WHAT IS ASKED: Locate every line in the material below that has the word "title". Copy each of those lines.

INPUT FOR THIS TASK:
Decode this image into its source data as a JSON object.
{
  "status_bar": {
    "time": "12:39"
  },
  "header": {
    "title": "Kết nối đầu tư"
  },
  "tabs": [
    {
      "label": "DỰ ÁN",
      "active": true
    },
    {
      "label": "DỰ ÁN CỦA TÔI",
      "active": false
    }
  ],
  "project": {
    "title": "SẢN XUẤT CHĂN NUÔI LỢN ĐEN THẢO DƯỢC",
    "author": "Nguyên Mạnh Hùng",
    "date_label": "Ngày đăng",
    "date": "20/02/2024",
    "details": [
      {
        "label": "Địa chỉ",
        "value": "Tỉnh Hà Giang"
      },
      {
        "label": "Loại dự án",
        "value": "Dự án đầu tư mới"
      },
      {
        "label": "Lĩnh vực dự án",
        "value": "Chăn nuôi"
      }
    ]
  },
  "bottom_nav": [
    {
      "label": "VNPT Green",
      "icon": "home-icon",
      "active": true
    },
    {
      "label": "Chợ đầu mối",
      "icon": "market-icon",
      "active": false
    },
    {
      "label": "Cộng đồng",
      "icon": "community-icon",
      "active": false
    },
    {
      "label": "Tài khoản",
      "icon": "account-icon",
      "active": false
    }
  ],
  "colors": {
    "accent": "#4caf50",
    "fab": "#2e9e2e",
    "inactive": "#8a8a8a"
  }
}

OUTPUT OF THE EXERCISE:
    "title": "Kết nối đầu tư"
    "title": "SẢN XUẤT CHĂN NUÔI LỢN ĐEN THẢO DƯỢC",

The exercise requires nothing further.